Task —
Find how many lines of the listing include the string "this", and report only that figure.

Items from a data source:
=-=-=

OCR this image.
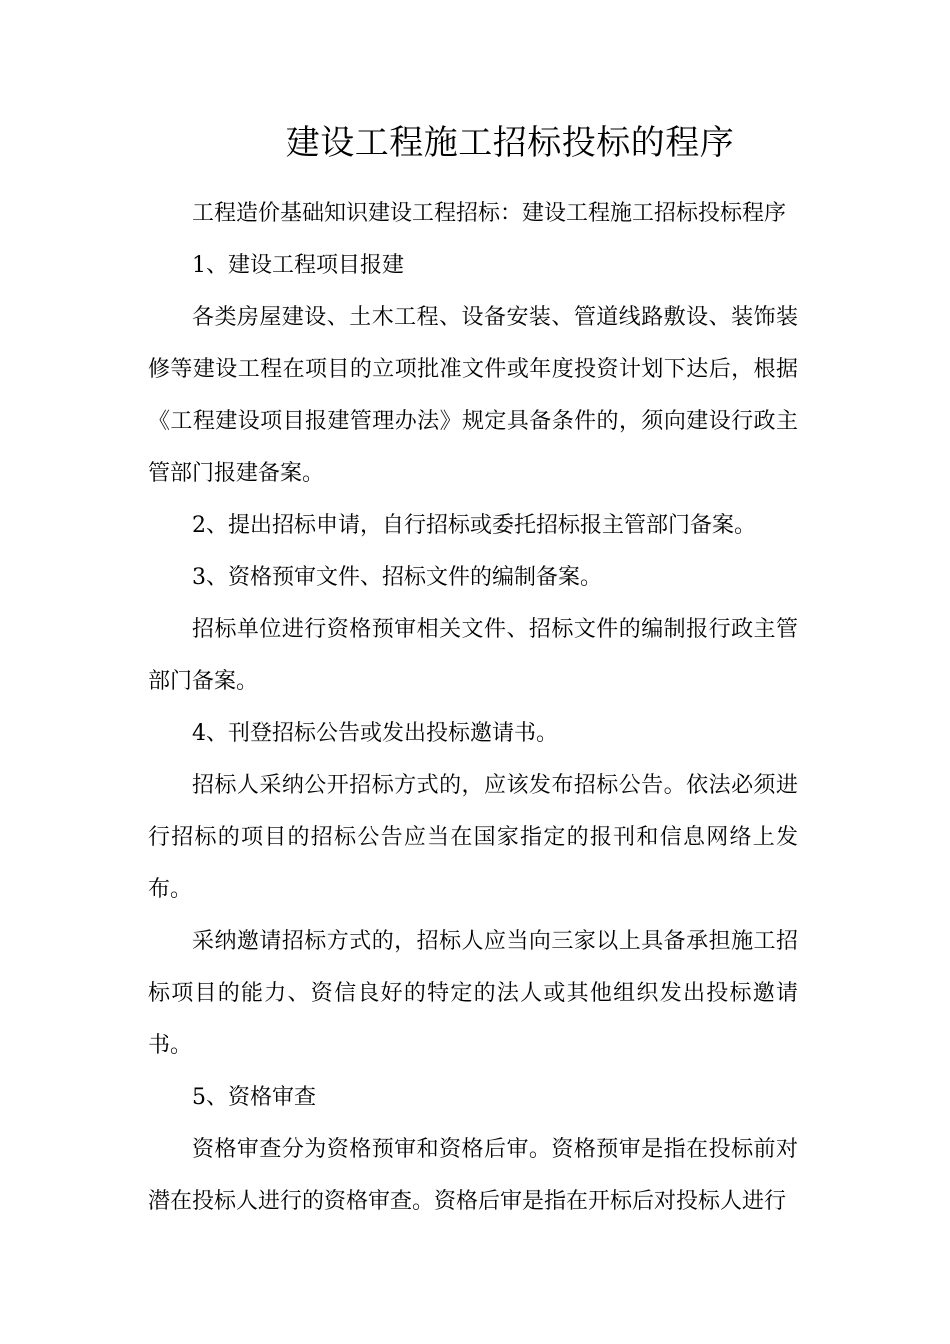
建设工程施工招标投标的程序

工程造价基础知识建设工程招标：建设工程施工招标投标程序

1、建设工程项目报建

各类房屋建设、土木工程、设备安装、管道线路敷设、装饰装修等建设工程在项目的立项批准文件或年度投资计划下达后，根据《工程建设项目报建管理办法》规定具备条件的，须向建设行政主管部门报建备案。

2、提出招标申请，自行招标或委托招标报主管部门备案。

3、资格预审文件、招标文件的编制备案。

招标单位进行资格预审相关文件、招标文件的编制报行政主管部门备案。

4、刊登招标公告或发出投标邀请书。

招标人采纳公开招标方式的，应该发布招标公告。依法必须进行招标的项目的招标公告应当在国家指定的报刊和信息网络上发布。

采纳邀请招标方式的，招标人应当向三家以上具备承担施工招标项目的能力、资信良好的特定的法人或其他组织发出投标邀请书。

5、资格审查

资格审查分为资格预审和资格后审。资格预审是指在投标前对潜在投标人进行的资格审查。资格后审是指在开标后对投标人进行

=-=-=

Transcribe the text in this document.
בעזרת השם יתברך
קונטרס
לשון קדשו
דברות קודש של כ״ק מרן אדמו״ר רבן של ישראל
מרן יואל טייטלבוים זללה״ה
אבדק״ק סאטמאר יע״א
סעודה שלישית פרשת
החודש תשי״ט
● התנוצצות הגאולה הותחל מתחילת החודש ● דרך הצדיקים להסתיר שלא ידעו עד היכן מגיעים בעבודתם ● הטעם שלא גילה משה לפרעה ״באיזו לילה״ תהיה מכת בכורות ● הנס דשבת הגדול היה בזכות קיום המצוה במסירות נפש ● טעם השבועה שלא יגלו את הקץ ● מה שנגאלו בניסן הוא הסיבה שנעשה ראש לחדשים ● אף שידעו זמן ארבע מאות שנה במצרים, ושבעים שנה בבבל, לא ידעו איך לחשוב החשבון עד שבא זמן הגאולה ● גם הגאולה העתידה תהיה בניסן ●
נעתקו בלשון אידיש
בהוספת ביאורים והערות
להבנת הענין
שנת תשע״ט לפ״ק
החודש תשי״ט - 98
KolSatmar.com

=-=-=

Response to the task —
2